Dataset entries:
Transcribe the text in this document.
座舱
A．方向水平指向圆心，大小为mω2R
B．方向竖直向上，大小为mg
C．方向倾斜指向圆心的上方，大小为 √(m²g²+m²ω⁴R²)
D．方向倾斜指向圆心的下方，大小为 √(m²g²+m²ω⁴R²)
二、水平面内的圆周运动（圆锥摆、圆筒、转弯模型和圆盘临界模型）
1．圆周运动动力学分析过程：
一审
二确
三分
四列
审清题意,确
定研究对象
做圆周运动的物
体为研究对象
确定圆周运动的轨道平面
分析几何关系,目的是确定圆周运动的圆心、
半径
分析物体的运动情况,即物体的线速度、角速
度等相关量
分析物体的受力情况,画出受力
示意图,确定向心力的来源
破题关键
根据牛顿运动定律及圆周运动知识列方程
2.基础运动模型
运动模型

--

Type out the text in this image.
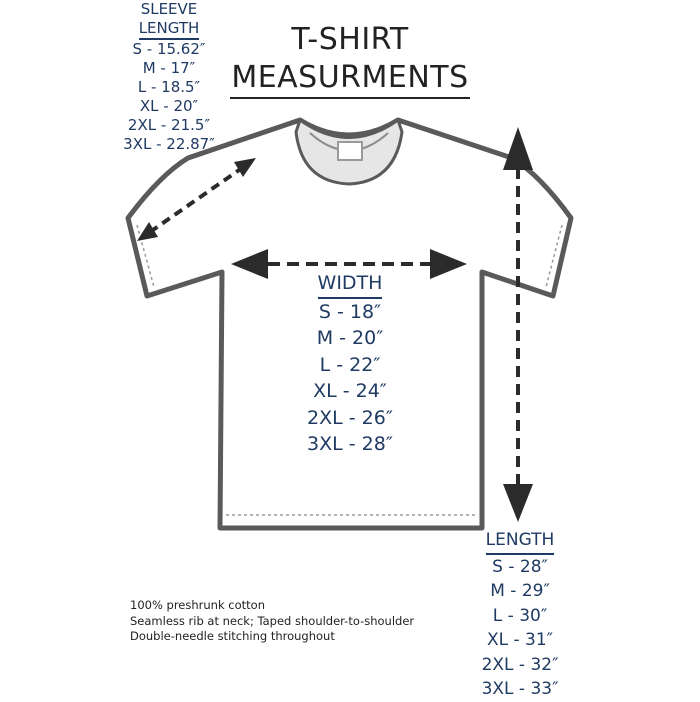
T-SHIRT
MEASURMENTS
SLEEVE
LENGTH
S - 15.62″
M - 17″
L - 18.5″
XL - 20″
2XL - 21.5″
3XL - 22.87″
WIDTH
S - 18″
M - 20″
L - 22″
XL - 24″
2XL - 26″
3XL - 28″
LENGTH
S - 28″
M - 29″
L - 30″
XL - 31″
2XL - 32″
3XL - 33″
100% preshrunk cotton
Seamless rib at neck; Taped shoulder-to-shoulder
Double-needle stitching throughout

### What to produce
Where a line above contains the word "text", copy that line.

### Final result
Transcribe the text in this document.
Type out the text in this image.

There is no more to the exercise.